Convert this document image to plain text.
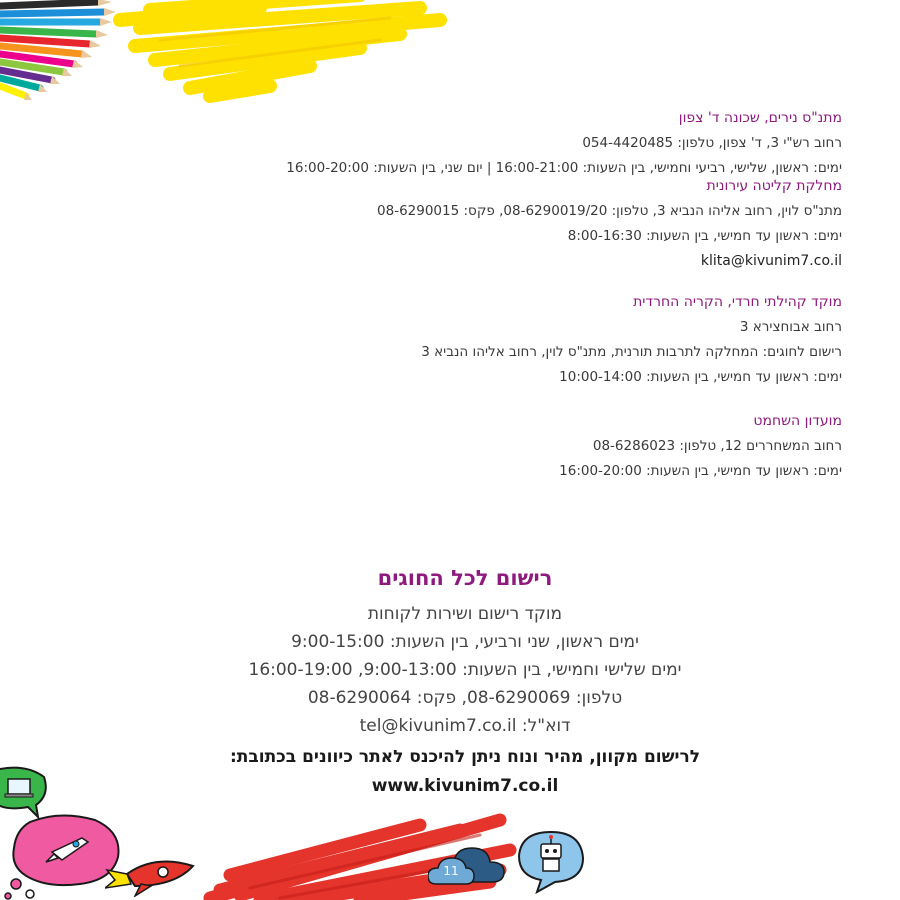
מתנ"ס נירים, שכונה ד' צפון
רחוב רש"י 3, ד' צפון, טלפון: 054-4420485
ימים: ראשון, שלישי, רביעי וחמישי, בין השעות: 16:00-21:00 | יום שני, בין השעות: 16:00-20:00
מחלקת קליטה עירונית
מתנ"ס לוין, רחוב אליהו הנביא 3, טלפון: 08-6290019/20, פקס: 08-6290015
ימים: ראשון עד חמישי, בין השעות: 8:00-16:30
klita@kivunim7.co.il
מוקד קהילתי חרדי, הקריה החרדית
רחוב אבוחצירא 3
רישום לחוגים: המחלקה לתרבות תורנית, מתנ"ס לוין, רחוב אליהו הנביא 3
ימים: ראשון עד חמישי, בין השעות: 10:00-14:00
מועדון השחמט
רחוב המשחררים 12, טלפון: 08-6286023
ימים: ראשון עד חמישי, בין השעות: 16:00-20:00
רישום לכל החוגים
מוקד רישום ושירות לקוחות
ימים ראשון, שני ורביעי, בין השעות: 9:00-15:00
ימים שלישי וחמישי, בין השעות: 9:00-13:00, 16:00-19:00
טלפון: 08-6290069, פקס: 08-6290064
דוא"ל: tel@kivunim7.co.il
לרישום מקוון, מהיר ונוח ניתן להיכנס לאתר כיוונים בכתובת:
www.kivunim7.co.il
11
^^^^^^^^
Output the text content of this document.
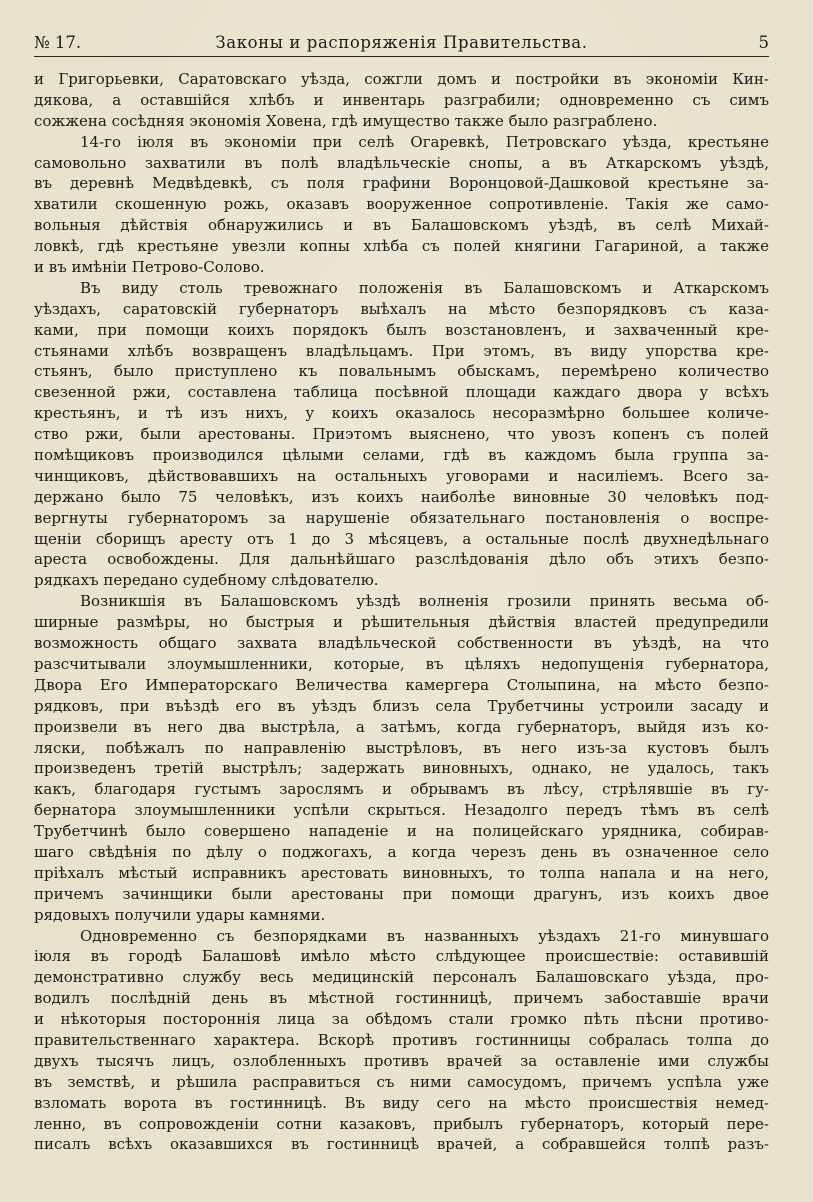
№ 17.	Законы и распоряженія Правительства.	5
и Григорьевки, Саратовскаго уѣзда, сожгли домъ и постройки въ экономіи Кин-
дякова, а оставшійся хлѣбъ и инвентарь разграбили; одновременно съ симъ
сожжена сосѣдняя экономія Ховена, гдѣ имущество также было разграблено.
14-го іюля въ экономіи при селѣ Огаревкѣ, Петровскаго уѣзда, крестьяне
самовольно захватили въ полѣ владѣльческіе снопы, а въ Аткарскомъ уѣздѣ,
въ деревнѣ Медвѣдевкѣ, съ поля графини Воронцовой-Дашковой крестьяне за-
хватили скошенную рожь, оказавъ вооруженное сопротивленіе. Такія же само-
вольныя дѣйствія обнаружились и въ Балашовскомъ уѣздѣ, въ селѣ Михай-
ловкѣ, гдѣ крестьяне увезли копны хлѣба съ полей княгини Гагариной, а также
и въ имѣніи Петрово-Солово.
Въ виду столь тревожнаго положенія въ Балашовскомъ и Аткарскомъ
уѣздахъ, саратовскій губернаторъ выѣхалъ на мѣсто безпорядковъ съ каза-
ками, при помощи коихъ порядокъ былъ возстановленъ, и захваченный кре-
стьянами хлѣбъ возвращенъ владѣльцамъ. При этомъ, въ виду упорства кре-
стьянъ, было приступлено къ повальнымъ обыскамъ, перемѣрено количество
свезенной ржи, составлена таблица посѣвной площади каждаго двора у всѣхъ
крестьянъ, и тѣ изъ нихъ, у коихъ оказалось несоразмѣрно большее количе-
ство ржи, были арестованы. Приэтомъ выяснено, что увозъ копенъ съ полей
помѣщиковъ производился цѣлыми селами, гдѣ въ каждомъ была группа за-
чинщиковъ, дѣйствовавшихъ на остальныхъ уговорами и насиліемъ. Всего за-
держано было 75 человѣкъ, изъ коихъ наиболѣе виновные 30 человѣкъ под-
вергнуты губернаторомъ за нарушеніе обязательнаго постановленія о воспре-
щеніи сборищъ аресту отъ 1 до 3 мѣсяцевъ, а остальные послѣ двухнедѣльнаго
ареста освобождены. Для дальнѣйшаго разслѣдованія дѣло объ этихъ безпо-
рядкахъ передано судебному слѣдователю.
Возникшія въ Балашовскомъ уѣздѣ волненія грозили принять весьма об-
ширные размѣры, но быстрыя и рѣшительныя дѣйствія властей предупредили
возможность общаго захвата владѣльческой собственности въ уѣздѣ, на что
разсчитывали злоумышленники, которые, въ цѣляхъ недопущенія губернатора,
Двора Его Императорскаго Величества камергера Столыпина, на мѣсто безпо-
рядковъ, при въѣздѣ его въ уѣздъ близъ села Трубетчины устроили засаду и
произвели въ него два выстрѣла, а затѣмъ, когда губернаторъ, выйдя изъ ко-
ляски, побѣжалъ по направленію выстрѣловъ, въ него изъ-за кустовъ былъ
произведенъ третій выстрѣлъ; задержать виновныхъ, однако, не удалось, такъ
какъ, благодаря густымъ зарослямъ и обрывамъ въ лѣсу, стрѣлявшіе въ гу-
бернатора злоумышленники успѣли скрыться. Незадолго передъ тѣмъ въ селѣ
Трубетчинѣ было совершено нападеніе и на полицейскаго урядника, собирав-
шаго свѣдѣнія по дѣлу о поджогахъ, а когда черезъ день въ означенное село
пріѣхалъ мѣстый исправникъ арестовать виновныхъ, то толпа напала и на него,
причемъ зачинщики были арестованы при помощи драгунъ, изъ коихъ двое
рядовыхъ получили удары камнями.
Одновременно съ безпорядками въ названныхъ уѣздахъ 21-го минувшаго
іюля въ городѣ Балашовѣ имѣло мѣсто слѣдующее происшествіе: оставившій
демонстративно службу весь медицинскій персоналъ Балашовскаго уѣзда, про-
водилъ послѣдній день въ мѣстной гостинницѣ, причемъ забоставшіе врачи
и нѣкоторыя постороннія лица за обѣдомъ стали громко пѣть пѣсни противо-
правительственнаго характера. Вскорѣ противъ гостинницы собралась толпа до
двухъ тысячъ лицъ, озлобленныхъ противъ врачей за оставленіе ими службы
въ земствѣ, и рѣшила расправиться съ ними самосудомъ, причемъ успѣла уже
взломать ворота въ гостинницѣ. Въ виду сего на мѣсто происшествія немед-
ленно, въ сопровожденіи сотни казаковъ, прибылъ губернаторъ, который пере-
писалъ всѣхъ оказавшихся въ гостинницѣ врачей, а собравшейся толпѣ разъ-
^^^^^^^^
**The exercise:**
Check all the records above and select each line where the string "злоумышленники" is found.

**Full solution:**
разсчитывали злоумышленники, которые, въ цѣляхъ недопущенія губернатора,
бернатора злоумышленники успѣли скрыться. Незадолго передъ тѣмъ въ селѣ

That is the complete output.